> _WRITTEN REQUEST_:
Repeat, exactly and in full, the lines of the listing below, but without any pictures.

________________________

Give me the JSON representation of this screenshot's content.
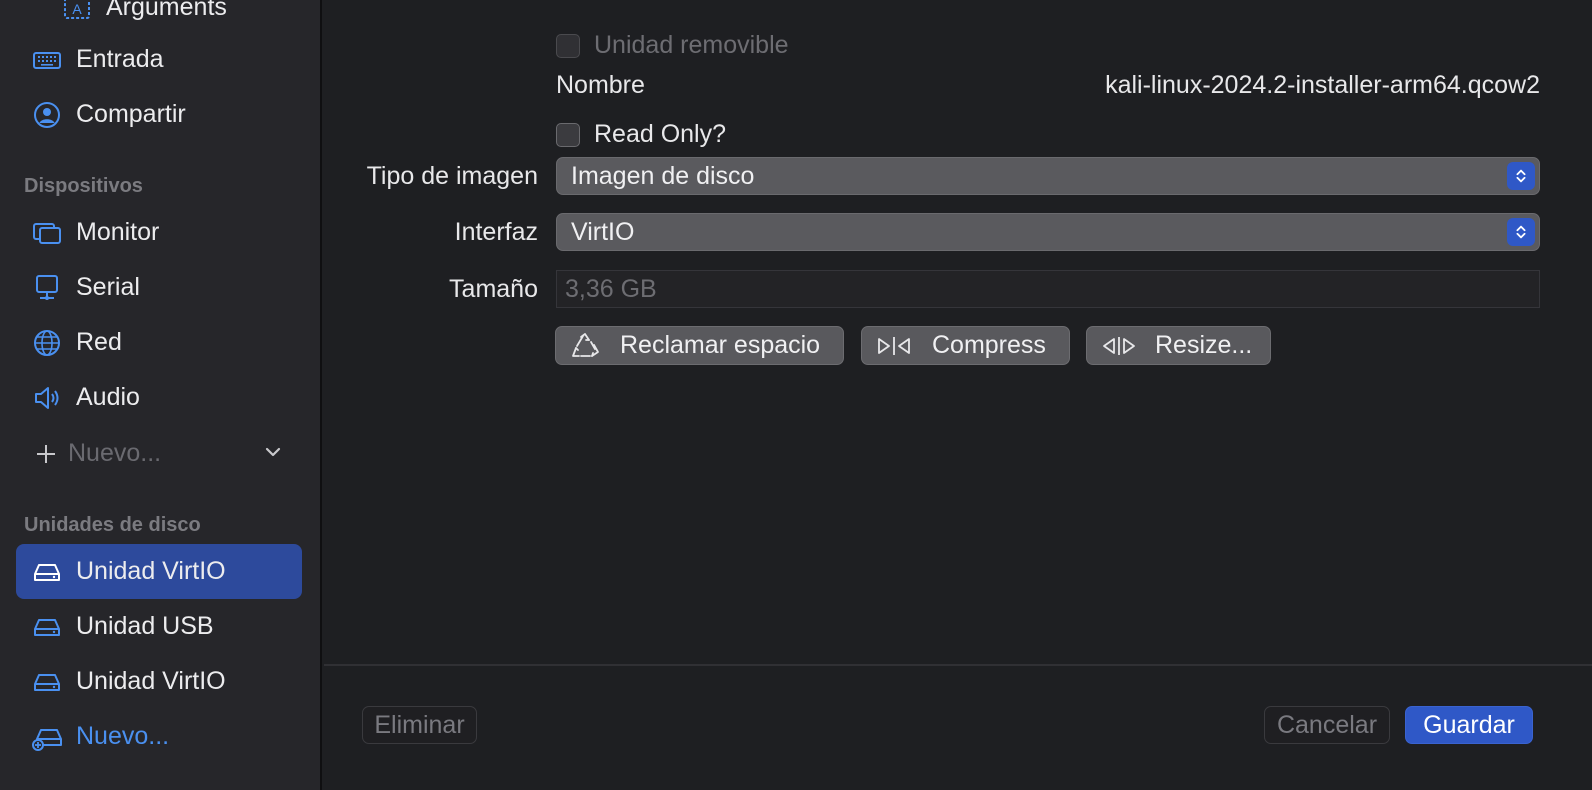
{
  "sidebar": {
    "top_partial_item": {
      "label": "Arguments",
      "icon": "text-field-icon"
    },
    "items_input": [
      {
        "label": "Entrada",
        "icon": "keyboard-icon"
      },
      {
        "label": "Compartir",
        "icon": "person-circle-icon"
      }
    ],
    "devices_header": "Dispositivos",
    "devices": [
      {
        "label": "Monitor",
        "icon": "display-icon"
      },
      {
        "label": "Serial",
        "icon": "terminal-display-icon"
      },
      {
        "label": "Red",
        "icon": "globe-icon"
      },
      {
        "label": "Audio",
        "icon": "speaker-icon"
      }
    ],
    "new_device": {
      "label": "Nuevo...",
      "icon": "plus-icon"
    },
    "drives_header": "Unidades de disco",
    "drives": [
      {
        "label": "Unidad VirtIO",
        "icon": "drive-icon",
        "selected": true
      },
      {
        "label": "Unidad USB",
        "icon": "drive-icon",
        "selected": false
      },
      {
        "label": "Unidad VirtIO",
        "icon": "drive-icon",
        "selected": false
      }
    ],
    "new_drive": {
      "label": "Nuevo...",
      "icon": "drive-add-icon"
    }
  },
  "form": {
    "removable_label": "Unidad removible",
    "name_label": "Nombre",
    "name_value": "kali-linux-2024.2-installer-arm64.qcow2",
    "read_only_label": "Read Only?",
    "image_type_label": "Tipo de imagen",
    "image_type_value": "Imagen de disco",
    "interface_label": "Interfaz",
    "interface_value": "VirtIO",
    "size_label": "Tamaño",
    "size_value": "3,36 GB",
    "buttons": [
      {
        "label": "Reclamar espacio",
        "icon": "recycle-icon"
      },
      {
        "label": "Compress",
        "icon": "compress-icon"
      },
      {
        "label": "Resize...",
        "icon": "resize-icon"
      }
    ]
  },
  "footer": {
    "delete_label": "Eliminar",
    "cancel_label": "Cancelar",
    "save_label": "Guardar"
  },
  "colors": {
    "accent": "#2f58c7",
    "selected_bg": "#2d4a9c",
    "link": "#4a90f0"
  }
}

________________________

> _ANSWER TO THIS TASK_:
Give me the JSON representation of this screenshot's content.
{
  "sidebar": {
    "top_partial_item": {
      "label": "Arguments",
      "icon": "text-field-icon"
    },
    "items_input": [
      {
        "label": "Entrada",
        "icon": "keyboard-icon"
      },
      {
        "label": "Compartir",
        "icon": "person-circle-icon"
      }
    ],
    "devices_header": "Dispositivos",
    "devices": [
      {
        "label": "Monitor",
        "icon": "display-icon"
      },
      {
        "label": "Serial",
        "icon": "terminal-display-icon"
      },
      {
        "label": "Red",
        "icon": "globe-icon"
      },
      {
        "label": "Audio",
        "icon": "speaker-icon"
      }
    ],
    "new_device": {
      "label": "Nuevo...",
      "icon": "plus-icon"
    },
    "drives_header": "Unidades de disco",
    "drives": [
      {
        "label": "Unidad VirtIO",
        "icon": "drive-icon",
        "selected": true
      },
      {
        "label": "Unidad USB",
        "icon": "drive-icon",
        "selected": false
      },
      {
        "label": "Unidad VirtIO",
        "icon": "drive-icon",
        "selected": false
      }
    ],
    "new_drive": {
      "label": "Nuevo...",
      "icon": "drive-add-icon"
    }
  },
  "form": {
    "removable_label": "Unidad removible",
    "name_label": "Nombre",
    "name_value": "kali-linux-2024.2-installer-arm64.qcow2",
    "read_only_label": "Read Only?",
    "image_type_label": "Tipo de imagen",
    "image_type_value": "Imagen de disco",
    "interface_label": "Interfaz",
    "interface_value": "VirtIO",
    "size_label": "Tamaño",
    "size_value": "3,36 GB",
    "buttons": [
      {
        "label": "Reclamar espacio",
        "icon": "recycle-icon"
      },
      {
        "label": "Compress",
        "icon": "compress-icon"
      },
      {
        "label": "Resize...",
        "icon": "resize-icon"
      }
    ]
  },
  "footer": {
    "delete_label": "Eliminar",
    "cancel_label": "Cancelar",
    "save_label": "Guardar"
  },
  "colors": {
    "accent": "#2f58c7",
    "selected_bg": "#2d4a9c",
    "link": "#4a90f0"
  }
}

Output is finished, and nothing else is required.